WORK REQUIRED: Reproduce the stretch of the material from its first line through the line that contains "- param-row: 额定功率：300W: [42, 673, 275, 688]", keeping both end lines and changing nothing.

### DATASET EXCERPTS ###

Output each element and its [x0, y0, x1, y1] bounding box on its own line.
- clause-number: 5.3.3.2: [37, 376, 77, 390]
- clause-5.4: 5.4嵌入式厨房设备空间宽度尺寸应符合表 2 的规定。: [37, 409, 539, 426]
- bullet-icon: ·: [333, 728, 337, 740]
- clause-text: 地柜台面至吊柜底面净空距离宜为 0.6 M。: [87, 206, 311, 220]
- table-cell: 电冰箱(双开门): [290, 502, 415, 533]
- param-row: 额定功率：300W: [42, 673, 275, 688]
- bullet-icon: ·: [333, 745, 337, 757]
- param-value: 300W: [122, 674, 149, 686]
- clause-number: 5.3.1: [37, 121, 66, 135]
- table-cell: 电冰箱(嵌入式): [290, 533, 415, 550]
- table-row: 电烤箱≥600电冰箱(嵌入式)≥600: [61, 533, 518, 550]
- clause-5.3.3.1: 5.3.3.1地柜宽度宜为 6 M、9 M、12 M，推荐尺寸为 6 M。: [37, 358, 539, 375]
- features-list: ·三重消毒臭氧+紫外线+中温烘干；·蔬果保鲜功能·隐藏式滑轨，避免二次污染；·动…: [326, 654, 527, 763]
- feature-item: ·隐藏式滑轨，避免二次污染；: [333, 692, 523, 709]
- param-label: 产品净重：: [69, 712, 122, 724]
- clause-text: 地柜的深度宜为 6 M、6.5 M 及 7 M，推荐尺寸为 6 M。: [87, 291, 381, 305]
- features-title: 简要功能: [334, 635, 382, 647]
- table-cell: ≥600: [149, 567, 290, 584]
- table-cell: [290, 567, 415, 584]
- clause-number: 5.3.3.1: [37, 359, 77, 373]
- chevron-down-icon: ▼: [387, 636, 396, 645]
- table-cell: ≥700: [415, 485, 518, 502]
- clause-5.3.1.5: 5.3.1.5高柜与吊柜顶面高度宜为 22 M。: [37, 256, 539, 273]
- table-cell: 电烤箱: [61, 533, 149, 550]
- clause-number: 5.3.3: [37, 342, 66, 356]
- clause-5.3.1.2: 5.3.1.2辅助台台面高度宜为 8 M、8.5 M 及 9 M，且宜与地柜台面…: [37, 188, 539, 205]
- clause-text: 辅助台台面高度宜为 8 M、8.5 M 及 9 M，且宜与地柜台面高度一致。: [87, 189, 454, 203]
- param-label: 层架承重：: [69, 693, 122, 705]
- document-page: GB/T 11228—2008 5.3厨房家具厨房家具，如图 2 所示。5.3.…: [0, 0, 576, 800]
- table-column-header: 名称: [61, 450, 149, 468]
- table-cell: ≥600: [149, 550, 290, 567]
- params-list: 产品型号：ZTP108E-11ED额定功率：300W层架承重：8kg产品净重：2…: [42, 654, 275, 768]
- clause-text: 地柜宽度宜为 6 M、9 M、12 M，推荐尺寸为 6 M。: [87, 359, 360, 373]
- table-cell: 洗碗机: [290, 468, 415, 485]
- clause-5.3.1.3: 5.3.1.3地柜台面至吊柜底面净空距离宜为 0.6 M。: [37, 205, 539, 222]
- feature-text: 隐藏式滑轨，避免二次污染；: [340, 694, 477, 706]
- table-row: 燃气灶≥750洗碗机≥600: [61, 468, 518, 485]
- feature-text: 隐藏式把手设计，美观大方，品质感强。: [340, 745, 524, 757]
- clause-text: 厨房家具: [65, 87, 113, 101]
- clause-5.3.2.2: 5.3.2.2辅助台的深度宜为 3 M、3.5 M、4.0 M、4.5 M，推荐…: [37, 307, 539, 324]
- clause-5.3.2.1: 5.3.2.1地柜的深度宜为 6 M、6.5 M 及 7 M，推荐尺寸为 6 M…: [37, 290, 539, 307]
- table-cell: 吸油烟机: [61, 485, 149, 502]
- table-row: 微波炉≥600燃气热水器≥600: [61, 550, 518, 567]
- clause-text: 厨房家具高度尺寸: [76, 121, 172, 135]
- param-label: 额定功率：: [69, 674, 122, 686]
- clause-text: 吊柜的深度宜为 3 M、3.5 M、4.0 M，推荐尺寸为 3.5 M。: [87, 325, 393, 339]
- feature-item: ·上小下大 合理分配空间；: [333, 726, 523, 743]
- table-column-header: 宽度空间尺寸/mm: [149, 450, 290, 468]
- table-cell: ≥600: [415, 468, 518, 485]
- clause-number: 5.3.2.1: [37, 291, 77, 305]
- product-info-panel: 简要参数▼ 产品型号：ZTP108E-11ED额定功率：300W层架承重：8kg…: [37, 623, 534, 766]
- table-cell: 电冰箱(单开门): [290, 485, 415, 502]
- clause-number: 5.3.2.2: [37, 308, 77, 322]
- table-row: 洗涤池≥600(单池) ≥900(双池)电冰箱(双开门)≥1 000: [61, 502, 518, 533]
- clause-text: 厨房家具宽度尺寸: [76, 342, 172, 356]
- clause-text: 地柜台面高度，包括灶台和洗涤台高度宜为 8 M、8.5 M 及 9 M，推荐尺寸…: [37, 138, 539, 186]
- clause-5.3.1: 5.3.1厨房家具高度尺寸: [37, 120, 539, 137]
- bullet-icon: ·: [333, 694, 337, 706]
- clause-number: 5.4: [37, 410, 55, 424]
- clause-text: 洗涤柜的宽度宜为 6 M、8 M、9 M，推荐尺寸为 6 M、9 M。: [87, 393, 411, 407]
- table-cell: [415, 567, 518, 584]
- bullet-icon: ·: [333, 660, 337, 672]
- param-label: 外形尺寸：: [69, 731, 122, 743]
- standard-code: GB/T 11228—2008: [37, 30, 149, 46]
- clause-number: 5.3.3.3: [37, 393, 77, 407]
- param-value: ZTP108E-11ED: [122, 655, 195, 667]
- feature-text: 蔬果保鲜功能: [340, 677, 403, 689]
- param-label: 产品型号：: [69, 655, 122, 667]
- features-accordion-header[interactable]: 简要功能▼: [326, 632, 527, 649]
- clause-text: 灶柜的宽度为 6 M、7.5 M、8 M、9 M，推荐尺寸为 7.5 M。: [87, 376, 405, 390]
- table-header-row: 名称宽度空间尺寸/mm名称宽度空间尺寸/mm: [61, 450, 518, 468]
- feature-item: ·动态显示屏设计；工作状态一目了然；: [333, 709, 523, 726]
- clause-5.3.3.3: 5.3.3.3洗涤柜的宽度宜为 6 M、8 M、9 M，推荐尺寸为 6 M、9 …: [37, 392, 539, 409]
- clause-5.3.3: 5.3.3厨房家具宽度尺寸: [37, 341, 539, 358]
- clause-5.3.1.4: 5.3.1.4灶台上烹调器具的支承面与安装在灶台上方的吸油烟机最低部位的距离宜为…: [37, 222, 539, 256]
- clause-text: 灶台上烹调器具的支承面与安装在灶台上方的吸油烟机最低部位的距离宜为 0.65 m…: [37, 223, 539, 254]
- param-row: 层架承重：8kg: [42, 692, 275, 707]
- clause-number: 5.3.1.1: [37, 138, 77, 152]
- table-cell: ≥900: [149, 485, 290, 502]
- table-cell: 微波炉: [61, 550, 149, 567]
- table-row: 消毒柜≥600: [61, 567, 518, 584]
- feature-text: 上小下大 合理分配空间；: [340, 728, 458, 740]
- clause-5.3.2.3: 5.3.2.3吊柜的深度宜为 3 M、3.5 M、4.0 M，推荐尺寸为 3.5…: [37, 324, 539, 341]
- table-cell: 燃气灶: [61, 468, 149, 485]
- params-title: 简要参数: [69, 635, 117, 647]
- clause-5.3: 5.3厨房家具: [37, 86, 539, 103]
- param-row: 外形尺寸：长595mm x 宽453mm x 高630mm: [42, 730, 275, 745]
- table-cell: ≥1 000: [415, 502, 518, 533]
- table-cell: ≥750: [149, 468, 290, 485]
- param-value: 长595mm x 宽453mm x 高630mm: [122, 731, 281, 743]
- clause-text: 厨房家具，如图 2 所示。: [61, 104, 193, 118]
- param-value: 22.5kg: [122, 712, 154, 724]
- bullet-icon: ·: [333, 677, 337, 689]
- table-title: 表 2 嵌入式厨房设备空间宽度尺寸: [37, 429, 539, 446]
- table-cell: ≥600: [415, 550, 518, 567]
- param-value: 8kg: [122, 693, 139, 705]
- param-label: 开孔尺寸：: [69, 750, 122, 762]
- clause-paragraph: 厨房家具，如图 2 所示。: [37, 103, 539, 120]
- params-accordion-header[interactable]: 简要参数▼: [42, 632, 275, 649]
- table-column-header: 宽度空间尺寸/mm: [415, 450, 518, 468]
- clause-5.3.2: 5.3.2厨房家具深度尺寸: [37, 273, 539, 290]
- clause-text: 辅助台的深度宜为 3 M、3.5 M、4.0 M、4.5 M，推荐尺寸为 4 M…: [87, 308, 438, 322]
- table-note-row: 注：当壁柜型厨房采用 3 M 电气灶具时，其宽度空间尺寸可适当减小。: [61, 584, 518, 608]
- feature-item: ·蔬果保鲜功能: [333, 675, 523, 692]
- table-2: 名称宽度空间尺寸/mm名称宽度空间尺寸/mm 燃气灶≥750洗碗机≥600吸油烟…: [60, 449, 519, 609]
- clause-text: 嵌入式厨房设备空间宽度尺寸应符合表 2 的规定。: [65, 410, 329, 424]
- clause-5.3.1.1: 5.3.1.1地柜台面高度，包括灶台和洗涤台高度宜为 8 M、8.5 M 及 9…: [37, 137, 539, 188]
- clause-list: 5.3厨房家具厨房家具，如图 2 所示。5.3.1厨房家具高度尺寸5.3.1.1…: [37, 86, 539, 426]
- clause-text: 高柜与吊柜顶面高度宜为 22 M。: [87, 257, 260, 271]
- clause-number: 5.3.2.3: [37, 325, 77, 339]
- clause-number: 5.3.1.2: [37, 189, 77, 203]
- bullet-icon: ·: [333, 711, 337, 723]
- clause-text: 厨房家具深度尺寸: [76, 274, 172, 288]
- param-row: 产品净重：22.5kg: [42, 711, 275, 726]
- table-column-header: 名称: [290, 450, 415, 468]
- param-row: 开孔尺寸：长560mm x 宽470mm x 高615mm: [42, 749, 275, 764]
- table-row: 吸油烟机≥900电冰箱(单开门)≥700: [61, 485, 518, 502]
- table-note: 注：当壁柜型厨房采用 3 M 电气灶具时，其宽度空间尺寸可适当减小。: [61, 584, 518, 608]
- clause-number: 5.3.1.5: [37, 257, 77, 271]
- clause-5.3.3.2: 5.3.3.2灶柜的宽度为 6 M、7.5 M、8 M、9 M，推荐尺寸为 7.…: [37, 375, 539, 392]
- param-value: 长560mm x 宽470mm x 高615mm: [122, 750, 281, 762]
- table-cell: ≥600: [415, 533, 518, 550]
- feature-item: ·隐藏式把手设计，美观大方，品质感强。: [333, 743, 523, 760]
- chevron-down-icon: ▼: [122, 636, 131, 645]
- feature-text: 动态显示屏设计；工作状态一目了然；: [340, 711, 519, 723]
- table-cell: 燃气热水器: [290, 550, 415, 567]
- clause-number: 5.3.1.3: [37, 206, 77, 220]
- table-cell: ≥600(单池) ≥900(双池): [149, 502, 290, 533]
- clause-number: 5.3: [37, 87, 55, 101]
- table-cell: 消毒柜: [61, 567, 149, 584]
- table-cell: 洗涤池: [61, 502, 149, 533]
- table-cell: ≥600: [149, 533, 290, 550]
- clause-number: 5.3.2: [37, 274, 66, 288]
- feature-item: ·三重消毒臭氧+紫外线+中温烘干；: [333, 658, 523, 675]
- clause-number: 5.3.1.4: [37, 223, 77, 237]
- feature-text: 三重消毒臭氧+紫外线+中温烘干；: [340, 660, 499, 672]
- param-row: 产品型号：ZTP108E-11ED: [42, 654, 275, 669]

###

FULL ANSWER:
Output each element and its [x0, y0, x1, y1] bounding box on its own line.
- clause-number: 5.3.3.2: [37, 376, 77, 390]
- clause-5.4: 5.4嵌入式厨房设备空间宽度尺寸应符合表 2 的规定。: [37, 409, 539, 426]
- bullet-icon: ·: [333, 728, 337, 740]
- clause-text: 地柜台面至吊柜底面净空距离宜为 0.6 M。: [87, 206, 311, 220]
- table-cell: 电冰箱(双开门): [290, 502, 415, 533]
- param-row: 额定功率：300W: [42, 673, 275, 688]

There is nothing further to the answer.